== Data ==
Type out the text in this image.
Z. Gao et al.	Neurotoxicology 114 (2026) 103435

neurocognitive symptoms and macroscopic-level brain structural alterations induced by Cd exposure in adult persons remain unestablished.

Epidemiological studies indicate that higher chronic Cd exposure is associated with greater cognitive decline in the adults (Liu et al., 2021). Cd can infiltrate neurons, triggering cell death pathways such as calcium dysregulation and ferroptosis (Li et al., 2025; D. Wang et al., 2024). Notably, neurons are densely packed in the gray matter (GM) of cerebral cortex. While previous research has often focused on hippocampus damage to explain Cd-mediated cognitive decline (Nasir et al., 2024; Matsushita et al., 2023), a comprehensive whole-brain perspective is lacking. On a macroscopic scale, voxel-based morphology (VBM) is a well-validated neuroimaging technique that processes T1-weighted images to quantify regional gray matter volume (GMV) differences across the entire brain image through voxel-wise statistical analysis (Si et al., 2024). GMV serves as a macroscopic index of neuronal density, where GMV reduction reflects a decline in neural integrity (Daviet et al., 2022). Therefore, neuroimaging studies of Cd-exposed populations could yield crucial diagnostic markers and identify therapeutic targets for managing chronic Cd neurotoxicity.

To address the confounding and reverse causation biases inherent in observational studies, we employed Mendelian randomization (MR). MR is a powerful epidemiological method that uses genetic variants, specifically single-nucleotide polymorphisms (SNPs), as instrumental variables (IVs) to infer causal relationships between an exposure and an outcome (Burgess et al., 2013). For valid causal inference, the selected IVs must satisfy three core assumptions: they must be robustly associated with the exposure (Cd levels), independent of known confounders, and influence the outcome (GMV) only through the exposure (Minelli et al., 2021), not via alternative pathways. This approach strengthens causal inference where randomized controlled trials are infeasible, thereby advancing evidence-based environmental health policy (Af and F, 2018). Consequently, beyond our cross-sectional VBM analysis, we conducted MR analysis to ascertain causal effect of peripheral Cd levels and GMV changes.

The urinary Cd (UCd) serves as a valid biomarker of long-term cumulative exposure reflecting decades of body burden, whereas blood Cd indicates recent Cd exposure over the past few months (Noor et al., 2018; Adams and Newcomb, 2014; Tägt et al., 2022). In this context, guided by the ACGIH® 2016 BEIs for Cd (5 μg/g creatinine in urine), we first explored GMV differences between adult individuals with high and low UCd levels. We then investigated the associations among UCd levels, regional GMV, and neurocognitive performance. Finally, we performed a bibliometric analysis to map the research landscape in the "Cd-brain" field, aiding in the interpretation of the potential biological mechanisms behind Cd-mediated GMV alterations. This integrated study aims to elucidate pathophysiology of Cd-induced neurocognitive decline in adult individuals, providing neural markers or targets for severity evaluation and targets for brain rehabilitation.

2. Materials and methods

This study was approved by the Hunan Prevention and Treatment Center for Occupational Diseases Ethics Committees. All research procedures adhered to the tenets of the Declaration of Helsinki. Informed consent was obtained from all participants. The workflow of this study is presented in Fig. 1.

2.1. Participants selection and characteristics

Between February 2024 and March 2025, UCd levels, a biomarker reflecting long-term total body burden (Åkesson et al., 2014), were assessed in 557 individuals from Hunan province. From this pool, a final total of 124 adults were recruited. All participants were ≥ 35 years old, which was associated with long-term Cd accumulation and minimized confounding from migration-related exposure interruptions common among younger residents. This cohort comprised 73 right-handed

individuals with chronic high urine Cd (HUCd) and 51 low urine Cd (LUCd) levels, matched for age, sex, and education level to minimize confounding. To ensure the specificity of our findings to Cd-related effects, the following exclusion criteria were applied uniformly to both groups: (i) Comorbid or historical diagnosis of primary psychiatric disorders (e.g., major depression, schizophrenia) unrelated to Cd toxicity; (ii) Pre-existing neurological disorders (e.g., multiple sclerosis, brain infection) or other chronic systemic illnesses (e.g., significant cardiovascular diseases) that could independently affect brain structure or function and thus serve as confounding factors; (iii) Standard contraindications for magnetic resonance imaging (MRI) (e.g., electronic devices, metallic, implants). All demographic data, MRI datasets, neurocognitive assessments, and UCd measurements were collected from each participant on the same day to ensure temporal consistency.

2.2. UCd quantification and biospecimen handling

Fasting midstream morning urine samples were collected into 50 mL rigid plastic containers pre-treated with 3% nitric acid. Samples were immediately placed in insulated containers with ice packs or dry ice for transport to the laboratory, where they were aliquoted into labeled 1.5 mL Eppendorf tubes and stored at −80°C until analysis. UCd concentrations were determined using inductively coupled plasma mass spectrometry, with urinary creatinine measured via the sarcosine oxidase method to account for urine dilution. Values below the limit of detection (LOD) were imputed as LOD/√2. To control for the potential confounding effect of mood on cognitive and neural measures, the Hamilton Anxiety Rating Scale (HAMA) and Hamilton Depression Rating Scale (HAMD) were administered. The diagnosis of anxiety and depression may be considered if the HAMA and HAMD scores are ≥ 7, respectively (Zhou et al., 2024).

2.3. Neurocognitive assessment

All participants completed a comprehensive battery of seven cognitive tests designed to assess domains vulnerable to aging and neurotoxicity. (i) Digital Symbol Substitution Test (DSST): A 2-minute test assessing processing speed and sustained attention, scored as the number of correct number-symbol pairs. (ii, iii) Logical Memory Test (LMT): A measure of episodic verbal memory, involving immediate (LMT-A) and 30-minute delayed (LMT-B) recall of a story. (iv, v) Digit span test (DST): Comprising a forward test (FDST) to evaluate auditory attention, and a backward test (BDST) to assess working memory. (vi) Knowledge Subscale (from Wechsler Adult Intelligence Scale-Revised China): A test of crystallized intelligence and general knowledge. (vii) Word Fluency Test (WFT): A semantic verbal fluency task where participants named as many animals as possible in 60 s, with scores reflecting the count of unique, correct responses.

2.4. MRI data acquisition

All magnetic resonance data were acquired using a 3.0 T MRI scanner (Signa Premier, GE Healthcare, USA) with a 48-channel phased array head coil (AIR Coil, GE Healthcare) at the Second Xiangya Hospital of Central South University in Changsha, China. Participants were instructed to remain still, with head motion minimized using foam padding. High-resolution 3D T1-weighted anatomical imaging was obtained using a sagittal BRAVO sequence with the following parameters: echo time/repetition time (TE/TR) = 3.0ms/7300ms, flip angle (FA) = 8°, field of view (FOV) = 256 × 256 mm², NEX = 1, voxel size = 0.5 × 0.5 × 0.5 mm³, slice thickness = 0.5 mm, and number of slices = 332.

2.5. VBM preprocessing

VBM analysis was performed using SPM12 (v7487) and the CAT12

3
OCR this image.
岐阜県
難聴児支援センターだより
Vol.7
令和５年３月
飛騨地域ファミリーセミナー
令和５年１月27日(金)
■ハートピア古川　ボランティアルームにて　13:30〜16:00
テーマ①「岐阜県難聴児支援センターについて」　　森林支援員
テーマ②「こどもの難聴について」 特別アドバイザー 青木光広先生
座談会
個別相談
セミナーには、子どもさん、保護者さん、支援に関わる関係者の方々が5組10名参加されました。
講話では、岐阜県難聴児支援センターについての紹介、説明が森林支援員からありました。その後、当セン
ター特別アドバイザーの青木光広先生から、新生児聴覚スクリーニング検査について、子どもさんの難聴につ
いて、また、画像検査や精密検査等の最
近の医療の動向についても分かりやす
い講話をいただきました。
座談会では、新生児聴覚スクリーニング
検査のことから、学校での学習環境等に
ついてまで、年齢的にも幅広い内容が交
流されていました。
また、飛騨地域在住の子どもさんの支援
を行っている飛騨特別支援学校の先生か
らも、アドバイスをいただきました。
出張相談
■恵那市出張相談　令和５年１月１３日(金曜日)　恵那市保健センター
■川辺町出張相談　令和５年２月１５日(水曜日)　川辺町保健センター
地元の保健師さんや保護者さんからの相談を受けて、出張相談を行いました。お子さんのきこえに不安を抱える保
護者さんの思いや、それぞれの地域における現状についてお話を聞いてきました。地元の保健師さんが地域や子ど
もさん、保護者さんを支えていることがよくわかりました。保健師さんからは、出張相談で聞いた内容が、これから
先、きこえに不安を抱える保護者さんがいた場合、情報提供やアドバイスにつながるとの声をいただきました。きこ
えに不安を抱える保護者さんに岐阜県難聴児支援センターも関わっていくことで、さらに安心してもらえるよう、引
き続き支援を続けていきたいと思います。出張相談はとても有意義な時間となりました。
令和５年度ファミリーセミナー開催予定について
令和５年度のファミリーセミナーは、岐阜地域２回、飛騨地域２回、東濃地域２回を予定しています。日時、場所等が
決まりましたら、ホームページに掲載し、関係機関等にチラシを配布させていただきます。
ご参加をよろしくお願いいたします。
===
What you are asked to do ::
Print again the material above, limited to the lines from the one holding "OCR this image." through the last, inclusive.

Answer for the task ::
OCR this image.
岐阜県
難聴児支援センターだより
Vol.7
令和５年３月
飛騨地域ファミリーセミナー
令和５年１月27日(金)
■ハートピア古川　ボランティアルームにて　13:30〜16:00
テーマ①「岐阜県難聴児支援センターについて」　　森林支援員
テーマ②「こどもの難聴について」 特別アドバイザー 青木光広先生
座談会
個別相談
セミナーには、子どもさん、保護者さん、支援に関わる関係者の方々が5組10名参加されました。
講話では、岐阜県難聴児支援センターについての紹介、説明が森林支援員からありました。その後、当セン
ター特別アドバイザーの青木光広先生から、新生児聴覚スクリーニング検査について、子どもさんの難聴につ
いて、また、画像検査や精密検査等の最
近の医療の動向についても分かりやす
い講話をいただきました。
座談会では、新生児聴覚スクリーニング
検査のことから、学校での学習環境等に
ついてまで、年齢的にも幅広い内容が交
流されていました。
また、飛騨地域在住の子どもさんの支援
を行っている飛騨特別支援学校の先生か
らも、アドバイスをいただきました。
出張相談
■恵那市出張相談　令和５年１月１３日(金曜日)　恵那市保健センター
■川辺町出張相談　令和５年２月１５日(水曜日)　川辺町保健センター
地元の保健師さんや保護者さんからの相談を受けて、出張相談を行いました。お子さんのきこえに不安を抱える保
護者さんの思いや、それぞれの地域における現状についてお話を聞いてきました。地元の保健師さんが地域や子ど
もさん、保護者さんを支えていることがよくわかりました。保健師さんからは、出張相談で聞いた内容が、これから
先、きこえに不安を抱える保護者さんがいた場合、情報提供やアドバイスにつながるとの声をいただきました。きこ
えに不安を抱える保護者さんに岐阜県難聴児支援センターも関わっていくことで、さらに安心してもらえるよう、引
き続き支援を続けていきたいと思います。出張相談はとても有意義な時間となりました。
令和５年度ファミリーセミナー開催予定について
令和５年度のファミリーセミナーは、岐阜地域２回、飛騨地域２回、東濃地域２回を予定しています。日時、場所等が
決まりましたら、ホームページに掲載し、関係機関等にチラシを配布させていただきます。
ご参加をよろしくお願いいたします。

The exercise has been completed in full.